(JOB)
Nothing other than the lines from the one containing "What's the underlying" through the close of the entries below should be printed, each exactly.

-- START OF RECORDS TO USE --

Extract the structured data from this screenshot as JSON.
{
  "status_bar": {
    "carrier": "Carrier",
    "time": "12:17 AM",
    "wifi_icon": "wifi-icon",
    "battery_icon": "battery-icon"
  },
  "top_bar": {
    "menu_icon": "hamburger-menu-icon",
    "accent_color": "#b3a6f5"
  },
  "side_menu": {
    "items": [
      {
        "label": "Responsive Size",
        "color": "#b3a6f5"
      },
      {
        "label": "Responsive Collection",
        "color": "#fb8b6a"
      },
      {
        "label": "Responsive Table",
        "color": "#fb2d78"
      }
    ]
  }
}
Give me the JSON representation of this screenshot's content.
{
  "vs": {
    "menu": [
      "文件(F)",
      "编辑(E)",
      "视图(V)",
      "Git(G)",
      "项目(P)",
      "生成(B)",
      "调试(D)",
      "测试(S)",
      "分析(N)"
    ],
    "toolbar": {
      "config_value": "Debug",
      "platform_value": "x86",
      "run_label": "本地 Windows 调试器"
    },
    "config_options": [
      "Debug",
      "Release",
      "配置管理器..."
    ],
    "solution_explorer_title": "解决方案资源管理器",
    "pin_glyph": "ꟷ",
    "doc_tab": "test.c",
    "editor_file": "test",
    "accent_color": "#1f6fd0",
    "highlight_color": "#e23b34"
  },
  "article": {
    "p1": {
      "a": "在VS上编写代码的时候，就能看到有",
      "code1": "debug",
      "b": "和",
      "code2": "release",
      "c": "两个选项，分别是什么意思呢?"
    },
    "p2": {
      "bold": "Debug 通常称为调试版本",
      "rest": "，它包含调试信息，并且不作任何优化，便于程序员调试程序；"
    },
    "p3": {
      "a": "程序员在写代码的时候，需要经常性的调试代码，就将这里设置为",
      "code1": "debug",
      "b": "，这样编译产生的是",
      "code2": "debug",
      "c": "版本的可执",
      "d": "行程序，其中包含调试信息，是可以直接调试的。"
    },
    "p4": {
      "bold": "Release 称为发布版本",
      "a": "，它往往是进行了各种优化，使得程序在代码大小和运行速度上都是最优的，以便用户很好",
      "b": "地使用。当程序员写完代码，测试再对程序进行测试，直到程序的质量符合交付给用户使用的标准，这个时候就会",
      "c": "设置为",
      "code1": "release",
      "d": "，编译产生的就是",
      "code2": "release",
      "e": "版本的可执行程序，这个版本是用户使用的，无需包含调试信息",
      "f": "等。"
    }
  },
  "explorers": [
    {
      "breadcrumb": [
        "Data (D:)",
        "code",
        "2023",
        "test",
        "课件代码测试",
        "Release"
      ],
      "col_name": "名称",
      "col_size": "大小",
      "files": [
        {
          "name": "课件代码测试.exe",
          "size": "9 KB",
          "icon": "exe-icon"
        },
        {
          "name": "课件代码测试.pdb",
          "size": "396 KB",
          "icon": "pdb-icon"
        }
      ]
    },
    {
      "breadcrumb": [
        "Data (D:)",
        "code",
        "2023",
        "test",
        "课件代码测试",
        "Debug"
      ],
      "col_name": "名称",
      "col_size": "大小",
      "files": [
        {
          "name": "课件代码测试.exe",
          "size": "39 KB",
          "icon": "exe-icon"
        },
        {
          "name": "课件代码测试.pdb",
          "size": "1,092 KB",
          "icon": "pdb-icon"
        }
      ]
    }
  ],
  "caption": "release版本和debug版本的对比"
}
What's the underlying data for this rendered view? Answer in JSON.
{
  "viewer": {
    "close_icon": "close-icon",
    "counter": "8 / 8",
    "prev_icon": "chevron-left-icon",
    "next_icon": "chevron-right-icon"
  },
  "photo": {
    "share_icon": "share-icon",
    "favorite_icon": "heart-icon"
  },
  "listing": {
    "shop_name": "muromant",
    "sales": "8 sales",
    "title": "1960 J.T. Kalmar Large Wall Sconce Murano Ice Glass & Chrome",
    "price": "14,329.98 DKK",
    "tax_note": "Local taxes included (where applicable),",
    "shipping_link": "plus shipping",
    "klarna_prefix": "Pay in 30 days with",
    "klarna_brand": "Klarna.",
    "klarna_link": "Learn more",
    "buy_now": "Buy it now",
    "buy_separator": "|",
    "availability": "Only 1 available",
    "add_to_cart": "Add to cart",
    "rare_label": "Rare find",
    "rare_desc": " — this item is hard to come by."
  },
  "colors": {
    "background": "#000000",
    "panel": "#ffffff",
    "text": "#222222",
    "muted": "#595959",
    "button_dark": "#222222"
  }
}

-- END OF RECORDS TO USE --

(TASK RESPONSE)
What's the underlying data for this rendered view? Answer in JSON.
{
  "viewer": {
    "close_icon": "close-icon",
    "counter": "8 / 8",
    "prev_icon": "chevron-left-icon",
    "next_icon": "chevron-right-icon"
  },
  "photo": {
    "share_icon": "share-icon",
    "favorite_icon": "heart-icon"
  },
  "listing": {
    "shop_name": "muromant",
    "sales": "8 sales",
    "title": "1960 J.T. Kalmar Large Wall Sconce Murano Ice Glass & Chrome",
    "price": "14,329.98 DKK",
    "tax_note": "Local taxes included (where applicable),",
    "shipping_link": "plus shipping",
    "klarna_prefix": "Pay in 30 days with",
    "klarna_brand": "Klarna.",
    "klarna_link": "Learn more",
    "buy_now": "Buy it now",
    "buy_separator": "|",
    "availability": "Only 1 available",
    "add_to_cart": "Add to cart",
    "rare_label": "Rare find",
    "rare_desc": " — this item is hard to come by."
  },
  "colors": {
    "background": "#000000",
    "panel": "#ffffff",
    "text": "#222222",
    "muted": "#595959",
    "button_dark": "#222222"
  }
}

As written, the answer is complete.